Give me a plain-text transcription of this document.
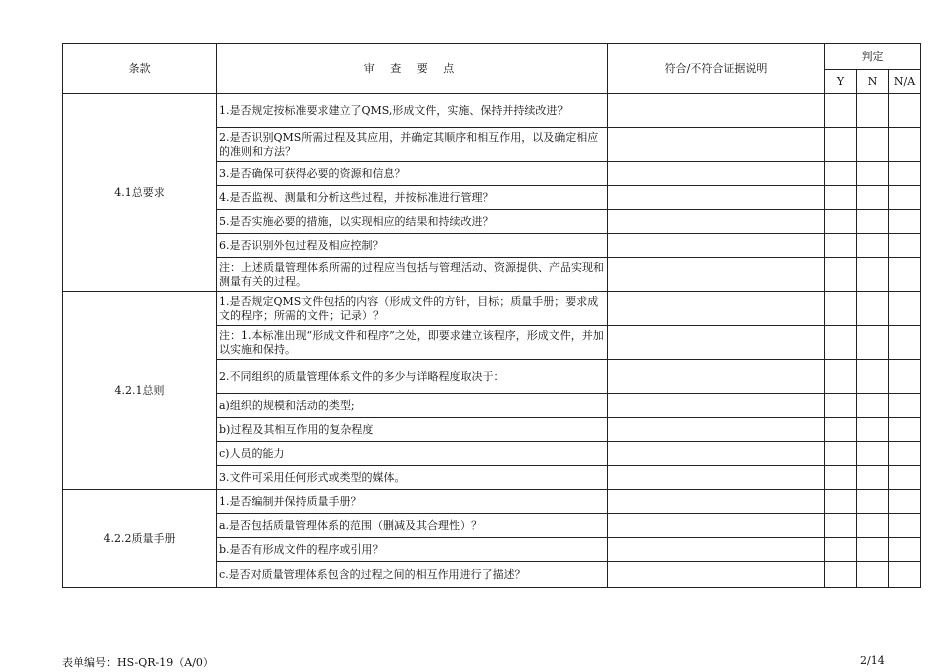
条款	审 查 要 点	符合/不符合证据说明	判定		
			Y	N	N/A
4.1总要求	1.是否规定按标准要求建立了QMS,形成文件，实施、保持并持续改进？				
	2.是否识别QMS所需过程及其应用，并确定其顺序和相互作用，以及确定相应的准则和方法？				
	3.是否确保可获得必要的资源和信息？				
	4.是否监视、测量和分析这些过程，并按标准进行管理？				
	5.是否实施必要的措施，以实现相应的结果和持续改进？				
	6.是否识别外包过程及相应控制？				
	注：上述质量管理体系所需的过程应当包括与管理活动、资源提供、产品实现和测量有关的过程。				
4.2.1总则	1.是否规定QMS文件包括的内容（形成文件的方针，目标；质量手册；要求成文的程序；所需的文件；记录）？				
	注：1.本标准出现“形成文件和程序”之处，即要求建立该程序，形成文件，并加以实施和保持。				
	2.不同组织的质量管理体系文件的多少与详略程度取决于：				
	a)组织的规模和活动的类型;				
	b)过程及其相互作用的复杂程度				
	c)人员的能力				
	3.文件可采用任何形式或类型的媒体。				
4.2.2质量手册	1.是否编制并保持质量手册？				
	a.是否包括质量管理体系的范围（删减及其合理性）？				
	b.是否有形成文件的程序或引用？				
	c.是否对质量管理体系包含的过程之间的相互作用进行了描述？				
表单编号：HS-QR-19（A/0）	2/14
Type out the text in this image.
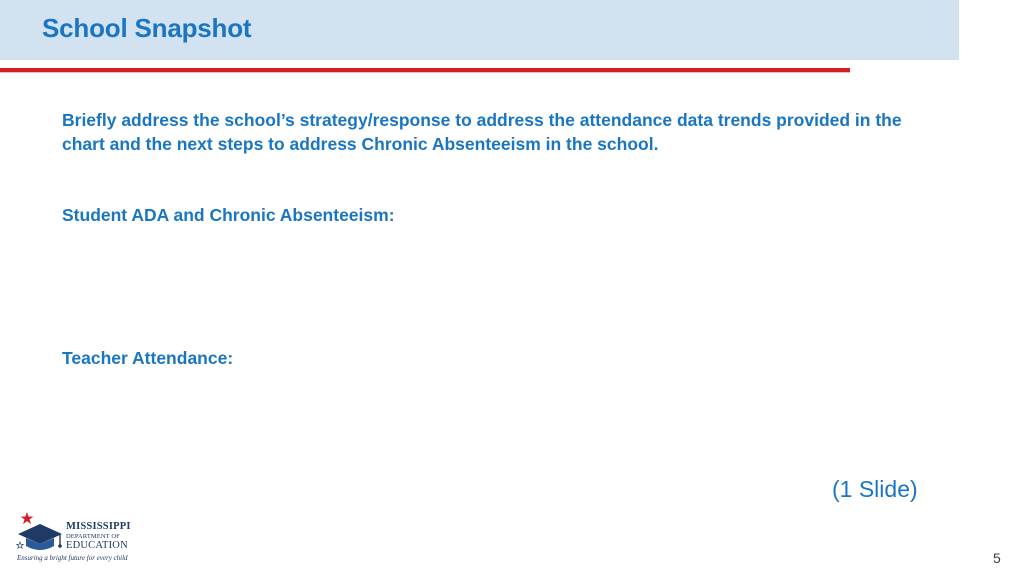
School Snapshot
Briefly address the school’s strategy/response to address the attendance data trends provided in the chart and the next steps to address Chronic Absenteeism in the school.
Student ADA and Chronic Absenteeism:
Teacher Attendance:
(1 Slide)
MISSISSIPPI
DEPARTMENT OF
EDUCATION
Ensuring a bright future for every child	5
+ + +
Work required: Extract from the data every line where "Absenteeism" shows up.

Full response:
Briefly address the school’s strategy/response to address the attendance data trends provided in the chart and the next steps to address Chronic Absenteeism in the school.
Student ADA and Chronic Absenteeism:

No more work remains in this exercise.